Giurisprudenza – CORTE DI CASSAZIONE – Ordinanza 21 aprile 2023, n. 10778

Lavoro, Avviso di addebito, Contributi INPS, Decadenza biennale, Applicazione agli enti previdenziali, Contratto di subappalto, Responsabilità solidale, Azione promossa dagli enti previdenziali nei confronti del committente, Inapplicabilità, Accoglimento 

 

Fatti di causa

 

1.– Il CONSORZIO C. – (…) (d’ora innanzi, anche Consorzio) ha proposto opposizione, dinanzi al Tribunale di Alessandria, contro l’avviso di addebito n. 368 2014 0013270355000, notificato il 30 ottobre 2014. Con tale avviso, l’INPS ha intimato il pagamento dell’importo di Euro 59.025,58, a titolo di contributi, interessi e sanzioni inerenti al periodo giugno 2006/dicembre 2007 e alla posizione del Consorzio di obbligato in solido per le somme dovute dalla consorziata Cooperativa G. ai dipendenti.

Il giudice di primo grado ha accolto l’opposizione, in quanto ha ritenuto che l’INPS fosse incorso nella decadenza biennale di cui all’art. 29, comma 2, del decreto legislativo 10 settembre 2003, n. 276, applicabile anche agli enti previdenziali.

2.– L’INPS ha impugnato la pronuncia del Tribunale di Alessandria e la Corte d’appello di Torino, con sentenza n. 939 del 2017, pubblicata il 24 novembre 2017, ha respinto il gravame e ha condannato l’Istituto alla rifusione delle spese del grado.

2.1.– Nel confermare la decisione del giudice di primo grado, la Corte territoriale argomenta che la decadenza, di cui all’art. 29, comma 2, del d.lgs. n. 276 del 2003, si applica anche agli enti previdenziali e soltanto l’instaurazione di un giudizio, o un atto equipollente, sono idonei a impedirla.

2.2.– Poste tali premesse, i giudici d’appello hanno accertato che l’appalto è cessato il 31 dicembre 2009 e che il primo atto idoneo a precludere la decadenza è la notifica dell’avviso di addebito, risalente al 30 ottobre 2014, allorché la decadenza era già intervenuta.

3.– Con ricorso notificato l’8 maggio 2018 e affidato a tre motivi, l’INPS impugna in cassazione la sentenza della Corte d’appello di Torino.

4.– Il Consorzio resiste con controricorso.

5.– Il ricorso è stato fissato in camera di consiglio dinanzi a questa sezione, in virtù degli artt. 375, secondo comma, e 380-bis.1. cod. proc. civ., nel testo antecedente alle innovazioni recate dal decreto legislativo 10 ottobre 2022, n. 149, e applicabile ratione temporis alla luce della disciplina transitoria dettata dall’art. 35, comma 6, del medesimo decreto legislativo.

Problema A: Ricopia senza modifiche il tratto delle righe che va dall'inizio dell'elenco fino alla riga che contiene "step badge 4: 4 (454, 801, 486, 864)", includendo entrambe le estremità.

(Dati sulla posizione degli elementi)

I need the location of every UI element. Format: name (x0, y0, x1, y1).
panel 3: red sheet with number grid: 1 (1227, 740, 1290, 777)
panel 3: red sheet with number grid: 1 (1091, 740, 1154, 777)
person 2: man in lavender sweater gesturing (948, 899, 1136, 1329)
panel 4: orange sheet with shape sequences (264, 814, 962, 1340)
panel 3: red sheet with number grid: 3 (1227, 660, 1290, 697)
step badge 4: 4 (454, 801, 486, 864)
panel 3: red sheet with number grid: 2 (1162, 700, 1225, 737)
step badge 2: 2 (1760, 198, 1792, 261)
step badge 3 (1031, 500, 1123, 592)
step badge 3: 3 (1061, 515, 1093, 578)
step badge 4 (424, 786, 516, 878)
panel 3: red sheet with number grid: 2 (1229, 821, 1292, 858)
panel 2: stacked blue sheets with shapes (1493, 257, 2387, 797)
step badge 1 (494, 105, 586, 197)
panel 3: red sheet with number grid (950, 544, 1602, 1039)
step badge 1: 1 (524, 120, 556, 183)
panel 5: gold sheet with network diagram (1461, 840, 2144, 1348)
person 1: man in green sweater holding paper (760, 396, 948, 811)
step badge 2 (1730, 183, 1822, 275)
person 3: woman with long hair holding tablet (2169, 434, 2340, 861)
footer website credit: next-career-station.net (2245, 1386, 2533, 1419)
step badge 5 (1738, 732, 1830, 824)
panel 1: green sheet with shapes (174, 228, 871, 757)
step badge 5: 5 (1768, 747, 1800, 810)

Problema B: Secondo l'ordinanza, quale importo l'INPS ha intimato di pagare con l'avviso di addebito?

Risposta A:
I need the location of every UI element. Format: name (x0, y0, x1, y1).
panel 3: red sheet with number grid: 1 (1227, 740, 1290, 777)
panel 3: red sheet with number grid: 1 (1091, 740, 1154, 777)
person 2: man in lavender sweater gesturing (948, 899, 1136, 1329)
panel 4: orange sheet with shape sequences (264, 814, 962, 1340)
panel 3: red sheet with number grid: 3 (1227, 660, 1290, 697)
step badge 4: 4 (454, 801, 486, 864)

Risposta B: Euro 59.025,58.